Produce a verbatim copy of the entries listed below.

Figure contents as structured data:
○ ○ ○ ○ ○ ○ ○

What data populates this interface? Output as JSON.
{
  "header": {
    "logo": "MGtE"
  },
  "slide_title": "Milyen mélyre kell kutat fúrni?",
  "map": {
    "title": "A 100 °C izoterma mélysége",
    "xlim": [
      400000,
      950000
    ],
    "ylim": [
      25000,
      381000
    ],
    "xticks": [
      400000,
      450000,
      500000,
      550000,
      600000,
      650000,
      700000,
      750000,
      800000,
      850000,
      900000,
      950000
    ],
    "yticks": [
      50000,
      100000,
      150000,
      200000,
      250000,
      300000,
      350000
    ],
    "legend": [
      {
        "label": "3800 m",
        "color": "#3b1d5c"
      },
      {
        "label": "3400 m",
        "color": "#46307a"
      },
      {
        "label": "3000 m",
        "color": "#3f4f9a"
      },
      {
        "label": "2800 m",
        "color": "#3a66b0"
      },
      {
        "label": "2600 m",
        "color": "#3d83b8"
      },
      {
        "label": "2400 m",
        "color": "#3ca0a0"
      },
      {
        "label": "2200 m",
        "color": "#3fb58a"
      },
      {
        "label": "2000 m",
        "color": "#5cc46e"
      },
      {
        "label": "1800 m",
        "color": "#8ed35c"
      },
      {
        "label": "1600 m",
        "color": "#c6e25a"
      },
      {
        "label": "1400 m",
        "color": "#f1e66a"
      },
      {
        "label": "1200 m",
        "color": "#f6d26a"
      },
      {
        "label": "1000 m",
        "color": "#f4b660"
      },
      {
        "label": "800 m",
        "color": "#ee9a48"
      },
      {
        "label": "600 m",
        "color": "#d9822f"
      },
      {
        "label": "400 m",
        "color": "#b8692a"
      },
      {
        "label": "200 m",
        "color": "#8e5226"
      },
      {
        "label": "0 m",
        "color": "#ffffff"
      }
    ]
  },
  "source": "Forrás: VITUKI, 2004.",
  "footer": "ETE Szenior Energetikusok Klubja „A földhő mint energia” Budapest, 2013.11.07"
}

○ ○ ○ ○ ○ ○ ○

#### Problem solution:
What data populates this interface? Output as JSON.
{
  "header": {
    "logo": "MGtE"
  },
  "slide_title": "Milyen mélyre kell kutat fúrni?",
  "map": {
    "title": "A 100 °C izoterma mélysége",
    "xlim": [
      400000,
      950000
    ],
    "ylim": [
      25000,
      381000
    ],
    "xticks": [
      400000,
      450000,
      500000,
      550000,
      600000,
      650000,
      700000,
      750000,
      800000,
      850000,
      900000,
      950000
    ],
    "yticks": [
      50000,
      100000,
      150000,
      200000,
      250000,
      300000,
      350000
    ],
    "legend": [
      {
        "label": "3800 m",
        "color": "#3b1d5c"
      },
      {
        "label": "3400 m",
        "color": "#46307a"
      },
      {
        "label": "3000 m",
        "color": "#3f4f9a"
      },
      {
        "label": "2800 m",
        "color": "#3a66b0"
      },
      {
        "label": "2600 m",
        "color": "#3d83b8"
      },
      {
        "label": "2400 m",
        "color": "#3ca0a0"
      },
      {
        "label": "2200 m",
        "color": "#3fb58a"
      },
      {
        "label": "2000 m",
        "color": "#5cc46e"
      },
      {
        "label": "1800 m",
        "color": "#8ed35c"
      },
      {
        "label": "1600 m",
        "color": "#c6e25a"
      },
      {
        "label": "1400 m",
        "color": "#f1e66a"
      },
      {
        "label": "1200 m",
        "color": "#f6d26a"
      },
      {
        "label": "1000 m",
        "color": "#f4b660"
      },
      {
        "label": "800 m",
        "color": "#ee9a48"
      },
      {
        "label": "600 m",
        "color": "#d9822f"
      },
      {
        "label": "400 m",
        "color": "#b8692a"
      },
      {
        "label": "200 m",
        "color": "#8e5226"
      },
      {
        "label": "0 m",
        "color": "#ffffff"
      }
    ]
  },
  "source": "Forrás: VITUKI, 2004.",
  "footer": "ETE Szenior Energetikusok Klubja „A földhő mint energia” Budapest, 2013.11.07"
}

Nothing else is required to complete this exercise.